* _Dataset content_
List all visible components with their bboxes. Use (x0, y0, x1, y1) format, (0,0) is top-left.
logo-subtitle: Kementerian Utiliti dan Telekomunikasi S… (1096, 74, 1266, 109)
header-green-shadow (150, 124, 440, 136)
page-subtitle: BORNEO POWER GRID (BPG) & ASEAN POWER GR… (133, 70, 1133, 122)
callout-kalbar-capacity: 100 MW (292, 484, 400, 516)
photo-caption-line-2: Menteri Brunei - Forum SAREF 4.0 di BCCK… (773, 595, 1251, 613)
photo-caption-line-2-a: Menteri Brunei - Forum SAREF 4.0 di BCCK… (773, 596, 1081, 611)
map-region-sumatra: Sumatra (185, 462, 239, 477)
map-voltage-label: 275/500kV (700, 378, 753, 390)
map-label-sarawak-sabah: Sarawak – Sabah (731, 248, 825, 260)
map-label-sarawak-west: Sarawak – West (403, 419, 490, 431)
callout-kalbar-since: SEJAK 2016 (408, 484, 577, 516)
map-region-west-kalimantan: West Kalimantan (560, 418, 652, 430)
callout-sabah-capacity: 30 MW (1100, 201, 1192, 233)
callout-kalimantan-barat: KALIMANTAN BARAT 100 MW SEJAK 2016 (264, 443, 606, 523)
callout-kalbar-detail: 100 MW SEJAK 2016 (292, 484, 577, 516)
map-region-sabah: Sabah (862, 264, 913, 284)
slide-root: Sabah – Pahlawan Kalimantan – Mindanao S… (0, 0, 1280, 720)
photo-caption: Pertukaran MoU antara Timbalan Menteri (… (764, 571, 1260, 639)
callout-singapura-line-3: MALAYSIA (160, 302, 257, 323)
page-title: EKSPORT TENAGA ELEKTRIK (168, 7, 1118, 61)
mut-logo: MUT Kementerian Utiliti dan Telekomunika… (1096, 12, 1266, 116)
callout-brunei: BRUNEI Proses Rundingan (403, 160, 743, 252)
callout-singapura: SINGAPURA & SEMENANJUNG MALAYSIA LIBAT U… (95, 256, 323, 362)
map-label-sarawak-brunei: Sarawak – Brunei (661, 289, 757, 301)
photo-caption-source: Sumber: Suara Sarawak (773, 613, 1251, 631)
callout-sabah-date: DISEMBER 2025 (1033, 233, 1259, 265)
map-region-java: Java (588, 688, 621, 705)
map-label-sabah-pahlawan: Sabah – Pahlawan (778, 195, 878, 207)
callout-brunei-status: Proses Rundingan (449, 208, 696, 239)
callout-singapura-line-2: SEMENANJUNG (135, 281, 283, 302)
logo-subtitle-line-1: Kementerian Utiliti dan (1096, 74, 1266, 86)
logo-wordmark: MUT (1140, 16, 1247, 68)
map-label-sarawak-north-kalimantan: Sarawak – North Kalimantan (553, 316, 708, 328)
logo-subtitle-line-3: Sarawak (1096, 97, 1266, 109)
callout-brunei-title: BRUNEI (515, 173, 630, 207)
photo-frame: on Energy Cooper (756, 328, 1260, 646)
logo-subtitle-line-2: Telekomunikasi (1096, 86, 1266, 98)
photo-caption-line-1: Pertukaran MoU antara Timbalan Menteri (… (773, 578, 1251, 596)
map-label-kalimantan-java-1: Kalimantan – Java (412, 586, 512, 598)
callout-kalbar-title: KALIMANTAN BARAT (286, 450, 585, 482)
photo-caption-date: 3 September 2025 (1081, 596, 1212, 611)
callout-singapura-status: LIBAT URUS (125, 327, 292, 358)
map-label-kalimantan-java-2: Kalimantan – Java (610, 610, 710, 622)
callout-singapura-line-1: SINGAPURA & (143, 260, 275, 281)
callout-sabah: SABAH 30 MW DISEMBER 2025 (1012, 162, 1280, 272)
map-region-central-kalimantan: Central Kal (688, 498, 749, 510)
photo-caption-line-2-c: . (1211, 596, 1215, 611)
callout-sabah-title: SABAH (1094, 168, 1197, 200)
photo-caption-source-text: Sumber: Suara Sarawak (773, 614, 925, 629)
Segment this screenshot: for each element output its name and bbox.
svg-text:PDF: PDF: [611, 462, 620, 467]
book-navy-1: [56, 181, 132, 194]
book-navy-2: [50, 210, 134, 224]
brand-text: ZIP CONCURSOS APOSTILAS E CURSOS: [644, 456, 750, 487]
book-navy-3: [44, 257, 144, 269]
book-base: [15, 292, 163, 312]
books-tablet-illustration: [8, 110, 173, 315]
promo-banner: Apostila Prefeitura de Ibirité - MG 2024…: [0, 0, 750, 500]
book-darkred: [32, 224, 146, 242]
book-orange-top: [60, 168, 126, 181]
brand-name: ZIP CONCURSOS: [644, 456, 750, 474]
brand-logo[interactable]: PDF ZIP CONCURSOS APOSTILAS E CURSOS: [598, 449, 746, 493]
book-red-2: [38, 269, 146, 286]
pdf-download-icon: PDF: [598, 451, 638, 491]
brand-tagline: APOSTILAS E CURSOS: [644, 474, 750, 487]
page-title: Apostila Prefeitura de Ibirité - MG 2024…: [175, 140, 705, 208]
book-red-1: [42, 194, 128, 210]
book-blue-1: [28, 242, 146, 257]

* _Instructions to follow_
Rewrite all of the records above, changing every "ZIP CONCURSOS" to "ZIP CURSOS" and keeping everything else unchanged.

* _Solution to the exercise_
List all visible components with their bboxes. Use (x0, y0, x1, y1) format, (0,0) is top-left.
logo-subtitle: Kementerian Utiliti dan Telekomunikasi S… (1096, 74, 1266, 109)
header-green-shadow (150, 124, 440, 136)
page-subtitle: BORNEO POWER GRID (BPG) & ASEAN POWER GR… (133, 70, 1133, 122)
callout-kalbar-capacity: 100 MW (292, 484, 400, 516)
photo-caption-line-2: Menteri Brunei - Forum SAREF 4.0 di BCCK… (773, 595, 1251, 613)
photo-caption-line-2-a: Menteri Brunei - Forum SAREF 4.0 di BCCK… (773, 596, 1081, 611)
map-region-sumatra: Sumatra (185, 462, 239, 477)
map-voltage-label: 275/500kV (700, 378, 753, 390)
map-label-sarawak-sabah: Sarawak – Sabah (731, 248, 825, 260)
map-label-sarawak-west: Sarawak – West (403, 419, 490, 431)
callout-kalbar-since: SEJAK 2016 (408, 484, 577, 516)
map-region-west-kalimantan: West Kalimantan (560, 418, 652, 430)
callout-sabah-capacity: 30 MW (1100, 201, 1192, 233)
callout-kalimantan-barat: KALIMANTAN BARAT 100 MW SEJAK 2016 (264, 443, 606, 523)
callout-kalbar-detail: 100 MW SEJAK 2016 (292, 484, 577, 516)
map-region-sabah: Sabah (862, 264, 913, 284)
slide-root: Sabah – Pahlawan Kalimantan – Mindanao S… (0, 0, 1280, 720)
photo-caption: Pertukaran MoU antara Timbalan Menteri (… (764, 571, 1260, 639)
callout-singapura-line-3: MALAYSIA (160, 302, 257, 323)
page-title: EKSPORT TENAGA ELEKTRIK (168, 7, 1118, 61)
mut-logo: MUT Kementerian Utiliti dan Telekomunika… (1096, 12, 1266, 116)
callout-brunei: BRUNEI Proses Rundingan (403, 160, 743, 252)
callout-singapura: SINGAPURA & SEMENANJUNG MALAYSIA LIBAT U… (95, 256, 323, 362)
map-label-sarawak-brunei: Sarawak – Brunei (661, 289, 757, 301)
photo-caption-source: Sumber: Suara Sarawak (773, 613, 1251, 631)
callout-sabah-date: DISEMBER 2025 (1033, 233, 1259, 265)
map-region-java: Java (588, 688, 621, 705)
map-label-sabah-pahlawan: Sabah – Pahlawan (778, 195, 878, 207)
callout-brunei-status: Proses Rundingan (449, 208, 696, 239)
callout-singapura-line-2: SEMENANJUNG (135, 281, 283, 302)
logo-subtitle-line-1: Kementerian Utiliti dan (1096, 74, 1266, 86)
logo-wordmark: MUT (1140, 16, 1247, 68)
map-label-sarawak-north-kalimantan: Sarawak – North Kalimantan (553, 316, 708, 328)
logo-subtitle-line-3: Sarawak (1096, 97, 1266, 109)
callout-brunei-title: BRUNEI (515, 173, 630, 207)
photo-frame: on Energy Cooper (756, 328, 1260, 646)
logo-subtitle-line-2: Telekomunikasi (1096, 86, 1266, 98)
photo-caption-line-1: Pertukaran MoU antara Timbalan Menteri (… (773, 578, 1251, 596)
map-label-kalimantan-java-1: Kalimantan – Java (412, 586, 512, 598)
callout-kalbar-title: KALIMANTAN BARAT (286, 450, 585, 482)
photo-caption-date: 3 September 2025 (1081, 596, 1212, 611)
callout-singapura-status: LIBAT URUS (125, 327, 292, 358)
map-label-kalimantan-java-2: Kalimantan – Java (610, 610, 710, 622)
callout-singapura-line-1: SINGAPURA & (143, 260, 275, 281)
callout-sabah: SABAH 30 MW DISEMBER 2025 (1012, 162, 1280, 272)
map-region-central-kalimantan: Central Kal (688, 498, 749, 510)
photo-caption-line-2-c: . (1211, 596, 1215, 611)
callout-sabah-title: SABAH (1094, 168, 1197, 200)
photo-caption-source-text: Sumber: Suara Sarawak (773, 614, 925, 629)
Segment this screenshot: for each element output its name and bbox.
svg-text:PDF: PDF: [611, 462, 620, 467]
book-navy-1: [56, 181, 132, 194]
book-navy-2: [50, 210, 134, 224]
brand-text: ZIP CURSOS APOSTILAS E CURSOS: [644, 456, 750, 487]
book-navy-3: [44, 257, 144, 269]
book-base: [15, 292, 163, 312]
books-tablet-illustration: [8, 110, 173, 315]
promo-banner: Apostila Prefeitura de Ibirité - MG 2024…: [0, 0, 750, 500]
book-darkred: [32, 224, 146, 242]
book-orange-top: [60, 168, 126, 181]
brand-name: ZIP CURSOS: [644, 456, 750, 474]
brand-logo[interactable]: PDF ZIP CURSOS APOSTILAS E CURSOS: [598, 449, 746, 493]
book-red-2: [38, 269, 146, 286]
pdf-download-icon: PDF: [598, 451, 638, 491]
brand-tagline: APOSTILAS E CURSOS: [644, 474, 750, 487]
page-title: Apostila Prefeitura de Ibirité - MG 2024…: [175, 140, 705, 208]
book-red-1: [42, 194, 128, 210]
book-blue-1: [28, 242, 146, 257]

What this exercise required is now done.